*Request*:
Write the material out again exactly as it stands.

*Provided data*:
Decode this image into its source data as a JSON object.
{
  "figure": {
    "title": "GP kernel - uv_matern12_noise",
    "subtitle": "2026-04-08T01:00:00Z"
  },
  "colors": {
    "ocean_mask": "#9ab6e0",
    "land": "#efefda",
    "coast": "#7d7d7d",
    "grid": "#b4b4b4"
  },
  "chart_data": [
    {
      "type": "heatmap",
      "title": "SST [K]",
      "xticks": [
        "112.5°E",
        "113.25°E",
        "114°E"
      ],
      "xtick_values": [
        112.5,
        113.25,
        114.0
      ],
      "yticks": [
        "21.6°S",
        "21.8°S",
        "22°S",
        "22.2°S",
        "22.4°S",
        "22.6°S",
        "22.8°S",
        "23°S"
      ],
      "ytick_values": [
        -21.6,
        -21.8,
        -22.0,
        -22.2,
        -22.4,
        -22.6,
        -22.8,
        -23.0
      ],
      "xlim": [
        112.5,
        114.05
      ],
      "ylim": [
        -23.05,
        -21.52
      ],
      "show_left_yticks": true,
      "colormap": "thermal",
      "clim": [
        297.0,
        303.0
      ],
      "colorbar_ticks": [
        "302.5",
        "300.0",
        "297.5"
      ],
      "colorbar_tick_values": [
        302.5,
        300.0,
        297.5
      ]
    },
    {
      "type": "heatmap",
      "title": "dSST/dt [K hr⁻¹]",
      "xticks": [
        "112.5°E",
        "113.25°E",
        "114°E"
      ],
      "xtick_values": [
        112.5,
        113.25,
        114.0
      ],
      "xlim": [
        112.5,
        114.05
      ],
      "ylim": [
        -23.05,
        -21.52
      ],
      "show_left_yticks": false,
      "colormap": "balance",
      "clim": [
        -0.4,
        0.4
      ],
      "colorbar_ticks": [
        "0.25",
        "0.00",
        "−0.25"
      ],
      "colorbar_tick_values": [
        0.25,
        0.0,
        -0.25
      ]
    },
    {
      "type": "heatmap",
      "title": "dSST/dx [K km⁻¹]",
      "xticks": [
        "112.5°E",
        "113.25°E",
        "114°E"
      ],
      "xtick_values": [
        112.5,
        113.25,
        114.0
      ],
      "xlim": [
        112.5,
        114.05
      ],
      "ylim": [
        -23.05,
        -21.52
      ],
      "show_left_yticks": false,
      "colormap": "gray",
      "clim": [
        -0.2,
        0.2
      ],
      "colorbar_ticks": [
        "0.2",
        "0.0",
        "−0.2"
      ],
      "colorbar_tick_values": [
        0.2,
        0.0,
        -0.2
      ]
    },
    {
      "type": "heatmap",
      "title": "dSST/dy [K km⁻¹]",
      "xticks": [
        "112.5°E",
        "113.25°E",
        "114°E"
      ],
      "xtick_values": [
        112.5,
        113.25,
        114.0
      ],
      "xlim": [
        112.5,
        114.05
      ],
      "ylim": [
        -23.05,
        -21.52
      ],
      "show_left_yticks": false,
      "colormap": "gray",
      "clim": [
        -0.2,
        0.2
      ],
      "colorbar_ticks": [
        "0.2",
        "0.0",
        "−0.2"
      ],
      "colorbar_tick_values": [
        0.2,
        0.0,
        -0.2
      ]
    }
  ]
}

*Complete response*:
Decode this image into its source data as a JSON object.
{
  "figure": {
    "title": "GP kernel - uv_matern12_noise",
    "subtitle": "2026-04-08T01:00:00Z"
  },
  "colors": {
    "ocean_mask": "#9ab6e0",
    "land": "#efefda",
    "coast": "#7d7d7d",
    "grid": "#b4b4b4"
  },
  "chart_data": [
    {
      "type": "heatmap",
      "title": "SST [K]",
      "xticks": [
        "112.5°E",
        "113.25°E",
        "114°E"
      ],
      "xtick_values": [
        112.5,
        113.25,
        114.0
      ],
      "yticks": [
        "21.6°S",
        "21.8°S",
        "22°S",
        "22.2°S",
        "22.4°S",
        "22.6°S",
        "22.8°S",
        "23°S"
      ],
      "ytick_values": [
        -21.6,
        -21.8,
        -22.0,
        -22.2,
        -22.4,
        -22.6,
        -22.8,
        -23.0
      ],
      "xlim": [
        112.5,
        114.05
      ],
      "ylim": [
        -23.05,
        -21.52
      ],
      "show_left_yticks": true,
      "colormap": "thermal",
      "clim": [
        297.0,
        303.0
      ],
      "colorbar_ticks": [
        "302.5",
        "300.0",
        "297.5"
      ],
      "colorbar_tick_values": [
        302.5,
        300.0,
        297.5
      ]
    },
    {
      "type": "heatmap",
      "title": "dSST/dt [K hr⁻¹]",
      "xticks": [
        "112.5°E",
        "113.25°E",
        "114°E"
      ],
      "xtick_values": [
        112.5,
        113.25,
        114.0
      ],
      "xlim": [
        112.5,
        114.05
      ],
      "ylim": [
        -23.05,
        -21.52
      ],
      "show_left_yticks": false,
      "colormap": "balance",
      "clim": [
        -0.4,
        0.4
      ],
      "colorbar_ticks": [
        "0.25",
        "0.00",
        "−0.25"
      ],
      "colorbar_tick_values": [
        0.25,
        0.0,
        -0.25
      ]
    },
    {
      "type": "heatmap",
      "title": "dSST/dx [K km⁻¹]",
      "xticks": [
        "112.5°E",
        "113.25°E",
        "114°E"
      ],
      "xtick_values": [
        112.5,
        113.25,
        114.0
      ],
      "xlim": [
        112.5,
        114.05
      ],
      "ylim": [
        -23.05,
        -21.52
      ],
      "show_left_yticks": false,
      "colormap": "gray",
      "clim": [
        -0.2,
        0.2
      ],
      "colorbar_ticks": [
        "0.2",
        "0.0",
        "−0.2"
      ],
      "colorbar_tick_values": [
        0.2,
        0.0,
        -0.2
      ]
    },
    {
      "type": "heatmap",
      "title": "dSST/dy [K km⁻¹]",
      "xticks": [
        "112.5°E",
        "113.25°E",
        "114°E"
      ],
      "xtick_values": [
        112.5,
        113.25,
        114.0
      ],
      "xlim": [
        112.5,
        114.05
      ],
      "ylim": [
        -23.05,
        -21.52
      ],
      "show_left_yticks": false,
      "colormap": "gray",
      "clim": [
        -0.2,
        0.2
      ],
      "colorbar_ticks": [
        "0.2",
        "0.0",
        "−0.2"
      ],
      "colorbar_tick_values": [
        0.2,
        0.0,
        -0.2
      ]
    }
  ]
}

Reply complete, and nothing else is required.